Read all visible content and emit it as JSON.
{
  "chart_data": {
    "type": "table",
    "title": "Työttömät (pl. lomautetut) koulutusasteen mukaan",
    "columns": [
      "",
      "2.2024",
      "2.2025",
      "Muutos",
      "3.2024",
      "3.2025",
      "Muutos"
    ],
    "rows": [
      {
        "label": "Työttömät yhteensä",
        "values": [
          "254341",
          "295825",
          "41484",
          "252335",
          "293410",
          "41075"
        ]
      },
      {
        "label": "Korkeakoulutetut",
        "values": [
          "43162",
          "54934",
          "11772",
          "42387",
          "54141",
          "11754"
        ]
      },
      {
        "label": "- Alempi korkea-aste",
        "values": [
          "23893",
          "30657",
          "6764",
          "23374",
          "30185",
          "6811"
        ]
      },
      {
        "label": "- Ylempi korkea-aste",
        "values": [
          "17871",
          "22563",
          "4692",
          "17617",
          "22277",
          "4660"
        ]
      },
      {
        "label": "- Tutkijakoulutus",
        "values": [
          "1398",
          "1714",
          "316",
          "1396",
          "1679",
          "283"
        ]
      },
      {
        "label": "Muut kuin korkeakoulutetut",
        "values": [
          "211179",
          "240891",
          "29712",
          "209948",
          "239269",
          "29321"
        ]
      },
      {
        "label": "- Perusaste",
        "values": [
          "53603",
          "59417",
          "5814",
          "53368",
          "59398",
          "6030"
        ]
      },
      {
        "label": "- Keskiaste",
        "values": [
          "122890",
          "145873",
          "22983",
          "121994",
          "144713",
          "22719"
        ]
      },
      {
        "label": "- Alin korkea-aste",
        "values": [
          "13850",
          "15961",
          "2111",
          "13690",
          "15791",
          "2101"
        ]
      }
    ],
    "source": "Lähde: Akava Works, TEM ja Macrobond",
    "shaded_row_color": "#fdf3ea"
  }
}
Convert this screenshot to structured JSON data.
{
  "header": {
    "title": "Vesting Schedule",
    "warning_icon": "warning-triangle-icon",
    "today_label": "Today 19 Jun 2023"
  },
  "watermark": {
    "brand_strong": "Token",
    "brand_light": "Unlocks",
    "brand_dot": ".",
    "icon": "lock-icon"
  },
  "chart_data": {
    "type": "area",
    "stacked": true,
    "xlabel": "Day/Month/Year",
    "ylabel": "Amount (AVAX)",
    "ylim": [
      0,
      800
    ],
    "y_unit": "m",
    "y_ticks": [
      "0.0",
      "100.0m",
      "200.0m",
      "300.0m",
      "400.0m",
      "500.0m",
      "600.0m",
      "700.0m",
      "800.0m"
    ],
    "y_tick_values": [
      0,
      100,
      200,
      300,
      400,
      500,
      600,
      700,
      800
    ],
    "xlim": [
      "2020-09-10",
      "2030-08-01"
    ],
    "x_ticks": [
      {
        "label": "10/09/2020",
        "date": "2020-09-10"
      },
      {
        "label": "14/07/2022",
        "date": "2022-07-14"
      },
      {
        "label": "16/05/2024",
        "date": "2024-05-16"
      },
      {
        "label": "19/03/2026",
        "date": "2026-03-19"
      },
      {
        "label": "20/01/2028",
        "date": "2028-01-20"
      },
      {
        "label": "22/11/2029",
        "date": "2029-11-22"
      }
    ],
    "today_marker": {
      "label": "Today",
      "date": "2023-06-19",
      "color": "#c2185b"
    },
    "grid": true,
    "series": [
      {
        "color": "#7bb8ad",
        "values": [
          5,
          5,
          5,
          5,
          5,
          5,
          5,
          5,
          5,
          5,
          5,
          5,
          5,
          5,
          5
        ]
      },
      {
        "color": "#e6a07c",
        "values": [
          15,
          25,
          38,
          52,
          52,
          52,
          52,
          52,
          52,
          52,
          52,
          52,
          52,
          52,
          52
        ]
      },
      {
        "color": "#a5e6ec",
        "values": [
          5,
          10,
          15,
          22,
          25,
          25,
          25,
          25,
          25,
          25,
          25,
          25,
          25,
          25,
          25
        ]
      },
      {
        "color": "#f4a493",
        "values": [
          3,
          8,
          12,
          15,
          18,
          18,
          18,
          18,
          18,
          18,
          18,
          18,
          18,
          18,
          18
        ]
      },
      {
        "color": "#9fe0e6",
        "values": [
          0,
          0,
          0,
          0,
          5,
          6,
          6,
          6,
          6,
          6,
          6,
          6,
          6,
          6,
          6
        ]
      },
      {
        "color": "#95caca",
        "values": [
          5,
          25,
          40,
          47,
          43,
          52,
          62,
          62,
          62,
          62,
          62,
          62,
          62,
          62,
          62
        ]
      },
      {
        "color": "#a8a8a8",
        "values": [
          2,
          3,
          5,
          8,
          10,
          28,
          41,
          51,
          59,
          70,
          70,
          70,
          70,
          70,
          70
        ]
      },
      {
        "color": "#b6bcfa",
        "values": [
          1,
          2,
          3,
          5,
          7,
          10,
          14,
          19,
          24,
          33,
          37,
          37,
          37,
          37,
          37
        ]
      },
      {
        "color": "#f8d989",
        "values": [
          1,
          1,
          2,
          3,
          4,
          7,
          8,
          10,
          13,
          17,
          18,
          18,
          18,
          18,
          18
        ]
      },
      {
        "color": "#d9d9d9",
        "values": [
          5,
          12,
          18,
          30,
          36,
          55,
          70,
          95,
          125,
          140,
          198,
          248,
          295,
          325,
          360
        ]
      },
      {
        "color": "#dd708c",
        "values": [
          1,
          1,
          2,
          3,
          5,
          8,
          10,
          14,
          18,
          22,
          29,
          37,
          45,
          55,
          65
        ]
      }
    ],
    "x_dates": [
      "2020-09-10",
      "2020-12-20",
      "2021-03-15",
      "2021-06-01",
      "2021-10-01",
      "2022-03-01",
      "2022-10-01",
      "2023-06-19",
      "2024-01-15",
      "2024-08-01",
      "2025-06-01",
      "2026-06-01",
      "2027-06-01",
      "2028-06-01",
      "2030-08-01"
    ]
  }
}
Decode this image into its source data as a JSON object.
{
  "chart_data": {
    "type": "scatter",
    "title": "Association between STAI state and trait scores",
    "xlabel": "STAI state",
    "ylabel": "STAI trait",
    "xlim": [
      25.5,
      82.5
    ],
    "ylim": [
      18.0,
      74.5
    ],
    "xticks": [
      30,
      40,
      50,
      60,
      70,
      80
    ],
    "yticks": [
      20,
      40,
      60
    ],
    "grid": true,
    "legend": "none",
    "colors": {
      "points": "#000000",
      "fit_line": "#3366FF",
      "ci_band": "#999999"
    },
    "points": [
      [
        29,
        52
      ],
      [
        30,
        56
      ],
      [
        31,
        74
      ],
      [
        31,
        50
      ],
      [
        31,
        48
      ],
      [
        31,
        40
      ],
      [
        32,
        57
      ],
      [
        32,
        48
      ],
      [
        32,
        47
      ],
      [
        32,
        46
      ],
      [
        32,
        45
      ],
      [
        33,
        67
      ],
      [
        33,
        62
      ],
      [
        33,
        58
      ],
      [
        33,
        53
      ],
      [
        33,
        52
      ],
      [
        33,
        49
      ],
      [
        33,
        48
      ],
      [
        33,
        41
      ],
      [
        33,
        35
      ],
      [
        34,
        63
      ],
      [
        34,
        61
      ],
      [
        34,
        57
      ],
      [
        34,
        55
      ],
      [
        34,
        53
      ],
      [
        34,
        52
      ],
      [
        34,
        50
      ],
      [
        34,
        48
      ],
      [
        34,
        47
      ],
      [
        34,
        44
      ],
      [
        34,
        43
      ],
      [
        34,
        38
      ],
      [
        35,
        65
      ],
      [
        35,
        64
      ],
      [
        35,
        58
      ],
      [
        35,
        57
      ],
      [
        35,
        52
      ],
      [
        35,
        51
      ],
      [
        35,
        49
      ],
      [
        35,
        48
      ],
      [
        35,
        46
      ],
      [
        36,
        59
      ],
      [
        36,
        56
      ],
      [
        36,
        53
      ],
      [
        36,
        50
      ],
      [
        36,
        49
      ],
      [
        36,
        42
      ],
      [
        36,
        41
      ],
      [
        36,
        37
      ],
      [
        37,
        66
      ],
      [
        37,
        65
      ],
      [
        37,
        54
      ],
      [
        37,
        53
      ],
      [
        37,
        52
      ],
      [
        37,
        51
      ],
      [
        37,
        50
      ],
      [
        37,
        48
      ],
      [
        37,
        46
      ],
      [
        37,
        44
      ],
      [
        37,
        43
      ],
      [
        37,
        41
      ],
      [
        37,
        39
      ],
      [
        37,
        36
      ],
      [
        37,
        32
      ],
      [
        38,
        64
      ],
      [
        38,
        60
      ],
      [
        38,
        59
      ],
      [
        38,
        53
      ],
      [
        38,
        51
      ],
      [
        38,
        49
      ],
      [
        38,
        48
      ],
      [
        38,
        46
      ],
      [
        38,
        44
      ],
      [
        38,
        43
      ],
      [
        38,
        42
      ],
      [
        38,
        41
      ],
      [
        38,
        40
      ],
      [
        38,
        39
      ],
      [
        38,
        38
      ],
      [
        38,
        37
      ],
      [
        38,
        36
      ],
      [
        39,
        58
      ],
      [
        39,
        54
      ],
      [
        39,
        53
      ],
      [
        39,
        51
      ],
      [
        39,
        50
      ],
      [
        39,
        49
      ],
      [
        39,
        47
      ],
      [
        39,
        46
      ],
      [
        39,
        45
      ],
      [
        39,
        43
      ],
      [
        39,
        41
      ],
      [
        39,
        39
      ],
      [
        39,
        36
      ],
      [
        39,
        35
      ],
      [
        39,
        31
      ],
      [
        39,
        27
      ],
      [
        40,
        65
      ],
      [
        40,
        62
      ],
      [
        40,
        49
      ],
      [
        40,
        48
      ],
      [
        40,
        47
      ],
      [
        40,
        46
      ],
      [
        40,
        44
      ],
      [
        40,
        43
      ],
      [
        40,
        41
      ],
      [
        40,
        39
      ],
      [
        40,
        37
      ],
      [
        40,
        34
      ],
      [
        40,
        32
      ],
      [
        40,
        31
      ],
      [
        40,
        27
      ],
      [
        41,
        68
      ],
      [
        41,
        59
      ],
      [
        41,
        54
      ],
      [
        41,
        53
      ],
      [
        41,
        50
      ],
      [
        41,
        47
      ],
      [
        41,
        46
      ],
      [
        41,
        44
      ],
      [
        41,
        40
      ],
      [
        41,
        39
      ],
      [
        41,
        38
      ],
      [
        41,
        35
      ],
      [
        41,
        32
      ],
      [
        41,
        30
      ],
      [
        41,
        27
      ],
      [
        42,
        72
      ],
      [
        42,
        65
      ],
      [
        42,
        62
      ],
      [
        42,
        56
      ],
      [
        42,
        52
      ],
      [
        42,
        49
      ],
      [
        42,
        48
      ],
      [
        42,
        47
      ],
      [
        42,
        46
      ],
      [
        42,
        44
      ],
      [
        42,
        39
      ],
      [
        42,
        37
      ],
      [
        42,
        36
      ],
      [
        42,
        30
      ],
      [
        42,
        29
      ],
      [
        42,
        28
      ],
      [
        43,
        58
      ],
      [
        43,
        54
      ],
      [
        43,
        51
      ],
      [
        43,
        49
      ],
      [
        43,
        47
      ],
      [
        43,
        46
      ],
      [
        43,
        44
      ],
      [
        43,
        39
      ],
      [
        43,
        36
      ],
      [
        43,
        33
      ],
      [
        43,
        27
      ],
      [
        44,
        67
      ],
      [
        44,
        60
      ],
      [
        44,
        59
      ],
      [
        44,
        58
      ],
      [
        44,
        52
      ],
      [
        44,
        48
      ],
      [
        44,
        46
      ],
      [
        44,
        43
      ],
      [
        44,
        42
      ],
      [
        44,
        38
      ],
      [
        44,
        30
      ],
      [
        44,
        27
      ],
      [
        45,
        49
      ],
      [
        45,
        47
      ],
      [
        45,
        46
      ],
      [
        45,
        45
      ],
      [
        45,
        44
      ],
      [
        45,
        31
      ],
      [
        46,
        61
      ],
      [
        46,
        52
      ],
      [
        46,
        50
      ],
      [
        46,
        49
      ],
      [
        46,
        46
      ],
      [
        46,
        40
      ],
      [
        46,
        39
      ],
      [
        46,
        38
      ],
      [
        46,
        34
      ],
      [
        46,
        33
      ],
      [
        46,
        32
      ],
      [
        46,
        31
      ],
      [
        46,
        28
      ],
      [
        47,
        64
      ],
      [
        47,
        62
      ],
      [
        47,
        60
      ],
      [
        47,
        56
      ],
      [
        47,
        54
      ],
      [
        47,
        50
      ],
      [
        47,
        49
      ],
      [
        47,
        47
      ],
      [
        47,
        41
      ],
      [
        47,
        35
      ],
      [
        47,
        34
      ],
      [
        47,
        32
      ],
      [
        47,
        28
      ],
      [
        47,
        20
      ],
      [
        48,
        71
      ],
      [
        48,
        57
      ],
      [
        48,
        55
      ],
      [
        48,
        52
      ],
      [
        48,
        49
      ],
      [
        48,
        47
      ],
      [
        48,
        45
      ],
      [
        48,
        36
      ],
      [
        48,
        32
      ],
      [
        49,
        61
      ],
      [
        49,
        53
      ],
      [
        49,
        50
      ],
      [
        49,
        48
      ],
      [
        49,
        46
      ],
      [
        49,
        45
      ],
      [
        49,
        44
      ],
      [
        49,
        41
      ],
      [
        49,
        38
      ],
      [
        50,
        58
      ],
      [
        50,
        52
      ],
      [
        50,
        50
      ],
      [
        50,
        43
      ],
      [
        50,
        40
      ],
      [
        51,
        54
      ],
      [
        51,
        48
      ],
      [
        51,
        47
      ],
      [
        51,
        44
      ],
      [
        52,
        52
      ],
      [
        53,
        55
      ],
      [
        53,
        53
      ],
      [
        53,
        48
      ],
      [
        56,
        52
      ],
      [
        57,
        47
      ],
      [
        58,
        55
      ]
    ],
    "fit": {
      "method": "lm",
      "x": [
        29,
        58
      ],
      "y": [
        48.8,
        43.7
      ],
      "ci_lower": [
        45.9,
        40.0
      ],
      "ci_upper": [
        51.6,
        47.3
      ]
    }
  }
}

════

Pull out every line above that holds the word "title".

    "title": "Työttömät (pl. lomautetut) koulutusasteen mukaan",
    "title": "Vesting Schedule",
    "title": "Association between STAI state and trait scores",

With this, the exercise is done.